- [Items]:
• • •

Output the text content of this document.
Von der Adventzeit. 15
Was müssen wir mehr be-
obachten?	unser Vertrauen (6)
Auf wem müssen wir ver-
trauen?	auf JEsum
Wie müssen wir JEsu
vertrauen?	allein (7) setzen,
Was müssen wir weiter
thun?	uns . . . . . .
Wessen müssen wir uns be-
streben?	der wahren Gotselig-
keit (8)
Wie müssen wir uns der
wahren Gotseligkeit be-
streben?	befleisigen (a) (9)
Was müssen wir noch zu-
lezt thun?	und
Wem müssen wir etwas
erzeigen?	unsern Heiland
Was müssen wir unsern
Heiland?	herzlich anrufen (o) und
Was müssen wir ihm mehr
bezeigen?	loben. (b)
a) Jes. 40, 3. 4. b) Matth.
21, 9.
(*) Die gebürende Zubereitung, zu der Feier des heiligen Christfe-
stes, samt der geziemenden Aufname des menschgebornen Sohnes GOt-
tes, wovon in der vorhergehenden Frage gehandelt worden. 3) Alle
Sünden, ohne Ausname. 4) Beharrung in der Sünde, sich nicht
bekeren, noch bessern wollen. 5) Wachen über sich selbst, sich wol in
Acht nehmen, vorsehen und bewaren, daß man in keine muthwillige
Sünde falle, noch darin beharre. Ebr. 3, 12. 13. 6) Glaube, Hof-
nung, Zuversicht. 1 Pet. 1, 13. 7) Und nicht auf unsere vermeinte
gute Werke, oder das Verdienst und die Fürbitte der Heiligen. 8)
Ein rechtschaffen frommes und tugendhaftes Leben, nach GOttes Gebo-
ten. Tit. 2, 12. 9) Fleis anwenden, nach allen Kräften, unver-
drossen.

• • •

- [The task]: Retype the data exactly as given.

- [Answer to this problem]:
Output the text content of this document.
Von der Adventzeit. 15
Was müssen wir mehr be-
obachten?	unser Vertrauen (6)
Auf wem müssen wir ver-
trauen?	auf JEsum
Wie müssen wir JEsu
vertrauen?	allein (7) setzen,
Was müssen wir weiter
thun?	uns . . . . . .
Wessen müssen wir uns be-
streben?	der wahren Gotselig-
keit (8)
Wie müssen wir uns der
wahren Gotseligkeit be-
streben?	befleisigen (a) (9)
Was müssen wir noch zu-
lezt thun?	und
Wem müssen wir etwas
erzeigen?	unsern Heiland
Was müssen wir unsern
Heiland?	herzlich anrufen (o) und
Was müssen wir ihm mehr
bezeigen?	loben. (b)
a) Jes. 40, 3. 4. b) Matth.
21, 9.
(*) Die gebürende Zubereitung, zu der Feier des heiligen Christfe-
stes, samt der geziemenden Aufname des menschgebornen Sohnes GOt-
tes, wovon in der vorhergehenden Frage gehandelt worden. 3) Alle
Sünden, ohne Ausname. 4) Beharrung in der Sünde, sich nicht
bekeren, noch bessern wollen. 5) Wachen über sich selbst, sich wol in
Acht nehmen, vorsehen und bewaren, daß man in keine muthwillige
Sünde falle, noch darin beharre. Ebr. 3, 12. 13. 6) Glaube, Hof-
nung, Zuversicht. 1 Pet. 1, 13. 7) Und nicht auf unsere vermeinte
gute Werke, oder das Verdienst und die Fürbitte der Heiligen. 8)
Ein rechtschaffen frommes und tugendhaftes Leben, nach GOttes Gebo-
ten. Tit. 2, 12. 9) Fleis anwenden, nach allen Kräften, unver-
drossen.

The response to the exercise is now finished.